_WHAT TO PRODUCE_: Extract all lines from the data beneath that include the word "they".

_DATA SHOWN_:
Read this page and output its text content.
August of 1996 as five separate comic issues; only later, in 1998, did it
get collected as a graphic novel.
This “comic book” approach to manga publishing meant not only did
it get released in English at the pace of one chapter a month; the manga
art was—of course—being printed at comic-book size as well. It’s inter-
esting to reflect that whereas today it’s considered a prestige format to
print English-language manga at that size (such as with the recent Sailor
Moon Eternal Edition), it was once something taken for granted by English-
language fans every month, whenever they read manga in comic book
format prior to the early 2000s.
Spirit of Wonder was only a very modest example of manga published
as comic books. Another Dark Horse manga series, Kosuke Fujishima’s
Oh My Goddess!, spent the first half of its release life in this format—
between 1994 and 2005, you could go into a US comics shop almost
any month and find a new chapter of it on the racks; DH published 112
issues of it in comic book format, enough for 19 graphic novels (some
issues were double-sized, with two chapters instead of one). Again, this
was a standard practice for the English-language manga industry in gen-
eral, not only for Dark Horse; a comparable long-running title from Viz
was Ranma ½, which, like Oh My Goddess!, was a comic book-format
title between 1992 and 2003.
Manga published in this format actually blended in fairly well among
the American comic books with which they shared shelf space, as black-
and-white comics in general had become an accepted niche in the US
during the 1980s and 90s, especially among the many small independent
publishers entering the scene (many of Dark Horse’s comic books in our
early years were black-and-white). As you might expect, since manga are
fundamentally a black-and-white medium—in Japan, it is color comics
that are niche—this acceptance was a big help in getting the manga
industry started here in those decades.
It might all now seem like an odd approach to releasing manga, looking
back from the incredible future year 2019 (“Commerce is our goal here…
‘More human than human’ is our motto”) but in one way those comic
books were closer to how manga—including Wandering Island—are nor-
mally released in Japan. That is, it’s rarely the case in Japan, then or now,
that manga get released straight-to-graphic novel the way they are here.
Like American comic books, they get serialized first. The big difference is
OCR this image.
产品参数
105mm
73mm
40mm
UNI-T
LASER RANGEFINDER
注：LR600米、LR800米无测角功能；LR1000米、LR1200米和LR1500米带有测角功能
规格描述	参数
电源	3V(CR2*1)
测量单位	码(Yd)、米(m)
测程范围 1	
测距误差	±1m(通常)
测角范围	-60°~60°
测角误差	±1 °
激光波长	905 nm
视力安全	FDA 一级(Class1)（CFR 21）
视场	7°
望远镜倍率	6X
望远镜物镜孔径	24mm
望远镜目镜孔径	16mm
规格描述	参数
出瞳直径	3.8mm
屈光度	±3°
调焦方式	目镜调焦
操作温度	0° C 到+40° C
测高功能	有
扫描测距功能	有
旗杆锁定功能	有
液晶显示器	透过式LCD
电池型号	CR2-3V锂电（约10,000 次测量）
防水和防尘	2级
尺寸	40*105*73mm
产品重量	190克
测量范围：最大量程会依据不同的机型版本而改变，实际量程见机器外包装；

_RESULT BELOW_:
language fans every month, whenever they read manga in comic book
the American comic books with which they shared shelf space, as black-
that manga get released straight-to-graphic novel the way they are here.
Like American comic books, they get serialized first. The big difference is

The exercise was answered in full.